GIVEN REQUEST –
Continue the article on the history of LEGO and The Matrix, picking up after its last paragraph; the data that follows it is not part of the article.

TEXT EXCERPT –

A brief history of LEGO and The Matrix, from movies to video games

The LEGO Group has celebrated the release of The Matrix Resurrections with a social media post, but it’s not the first time the brick has crossed paths with the sci-fi franchise.

While the company’s Instagram post probably wasn’t hinting at official sets based on The Matrix any time soon – although you never know – we don’t need to look too far back to find a time when one of the movie’s characters popped up in official LEGO media.

We’re talking specifically about Agent Smith, as portrayed by Hugo Weaving in the original trilogy of films, who first cameoed in LEGO The Lord of the Rings: The Video Game in 2012. You’ll need to look closely to spot him: he’s hiding in the background of a shot with Elrond (also portrayed by Weaving – see what they did there, etc.) in The Fellowship of the Ring.

He then appeared again in The LEGO Batman Movie and its accompanying story pack for LEGO Dimensions, bringing the franchise further into the fold under the LEGO Group’s partnership with Warner Bros. The rights for the LEGO movies have since passed on to Universal Pictures, however, so it’s unlikely any Matrix characters will appear in future films.

SOURCE EXCERPT –
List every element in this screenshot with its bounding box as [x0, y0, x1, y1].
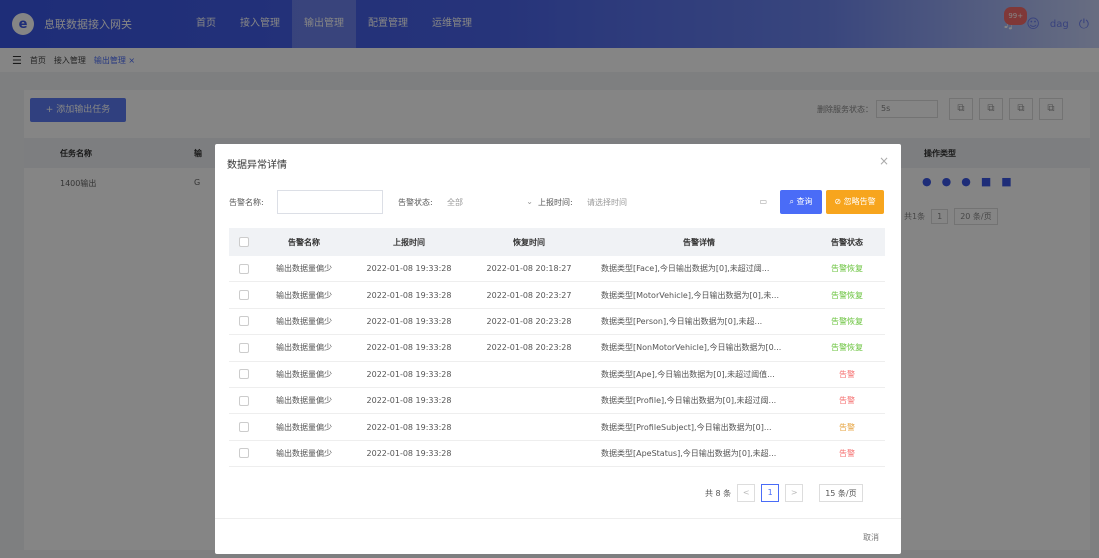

TASK RESPONSE –
A rumoured list of franchises for the scrapped third year of LEGO Dimensions content, meanwhile, doesn’t include The Matrix – suggesting Agent Smith’s cameo was basically as far as that intellectual property was going to go in the franchise-hopping video game.

But that doesn’t mean physical products are off the table altogether: the LEGO Group still has a working relationship with Warner Bros. for themes like Harry Potter and Batman. What might preclude it from making The Matrix sets is actually its stance towards R-rated movies, as recently re-emphasised to Brick Fanatics by LEGO for Adults Head of Product Gen Cruz.

“It will never be the case that we can do [a subject] because it’s okay for adults – if it’s not okay for kids, then that will definitely still be a no,” she said. “It will never be approved if it doesn’t pass through the more stringent rules that we have specific to our kids’ side of the business.”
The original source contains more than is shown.